- _What is expected_
Make an exact copy of all the entries, but do not reproduce the pictures.

Extracted data entries:
___

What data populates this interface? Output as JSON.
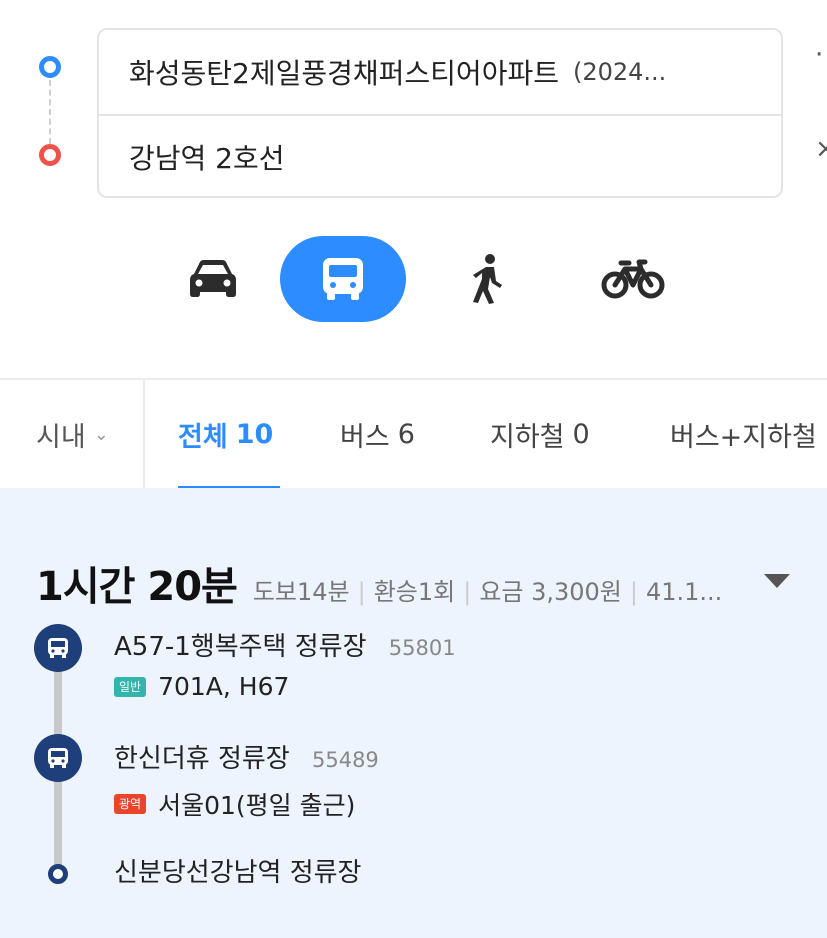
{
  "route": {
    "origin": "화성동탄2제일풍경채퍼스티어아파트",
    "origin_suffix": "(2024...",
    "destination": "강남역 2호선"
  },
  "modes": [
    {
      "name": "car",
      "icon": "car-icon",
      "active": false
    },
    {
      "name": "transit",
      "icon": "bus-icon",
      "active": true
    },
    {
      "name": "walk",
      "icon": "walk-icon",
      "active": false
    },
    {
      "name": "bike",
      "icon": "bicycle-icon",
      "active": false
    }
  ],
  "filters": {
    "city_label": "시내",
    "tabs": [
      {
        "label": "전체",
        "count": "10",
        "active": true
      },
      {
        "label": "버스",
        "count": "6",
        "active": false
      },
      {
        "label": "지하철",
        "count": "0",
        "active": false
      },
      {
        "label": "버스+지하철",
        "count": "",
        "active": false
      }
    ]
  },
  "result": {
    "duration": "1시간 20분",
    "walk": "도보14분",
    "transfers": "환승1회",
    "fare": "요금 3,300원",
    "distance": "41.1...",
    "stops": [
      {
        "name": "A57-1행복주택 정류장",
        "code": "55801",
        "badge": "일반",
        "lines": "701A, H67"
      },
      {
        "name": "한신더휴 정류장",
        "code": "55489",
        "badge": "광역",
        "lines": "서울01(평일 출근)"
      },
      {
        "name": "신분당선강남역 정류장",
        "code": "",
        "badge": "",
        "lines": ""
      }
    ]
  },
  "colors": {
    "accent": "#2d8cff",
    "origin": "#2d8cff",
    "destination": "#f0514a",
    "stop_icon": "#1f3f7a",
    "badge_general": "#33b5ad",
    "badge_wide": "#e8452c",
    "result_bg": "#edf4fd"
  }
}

___

- _Solution to this task_
What data populates this interface? Output as JSON.
{
  "route": {
    "origin": "화성동탄2제일풍경채퍼스티어아파트",
    "origin_suffix": "(2024...",
    "destination": "강남역 2호선"
  },
  "modes": [
    {
      "name": "car",
      "icon": "car-icon",
      "active": false
    },
    {
      "name": "transit",
      "icon": "bus-icon",
      "active": true
    },
    {
      "name": "walk",
      "icon": "walk-icon",
      "active": false
    },
    {
      "name": "bike",
      "icon": "bicycle-icon",
      "active": false
    }
  ],
  "filters": {
    "city_label": "시내",
    "tabs": [
      {
        "label": "전체",
        "count": "10",
        "active": true
      },
      {
        "label": "버스",
        "count": "6",
        "active": false
      },
      {
        "label": "지하철",
        "count": "0",
        "active": false
      },
      {
        "label": "버스+지하철",
        "count": "",
        "active": false
      }
    ]
  },
  "result": {
    "duration": "1시간 20분",
    "walk": "도보14분",
    "transfers": "환승1회",
    "fare": "요금 3,300원",
    "distance": "41.1...",
    "stops": [
      {
        "name": "A57-1행복주택 정류장",
        "code": "55801",
        "badge": "일반",
        "lines": "701A, H67"
      },
      {
        "name": "한신더휴 정류장",
        "code": "55489",
        "badge": "광역",
        "lines": "서울01(평일 출근)"
      },
      {
        "name": "신분당선강남역 정류장",
        "code": "",
        "badge": "",
        "lines": ""
      }
    ]
  },
  "colors": {
    "accent": "#2d8cff",
    "origin": "#2d8cff",
    "destination": "#f0514a",
    "stop_icon": "#1f3f7a",
    "badge_general": "#33b5ad",
    "badge_wide": "#e8452c",
    "result_bg": "#edf4fd"
  }
}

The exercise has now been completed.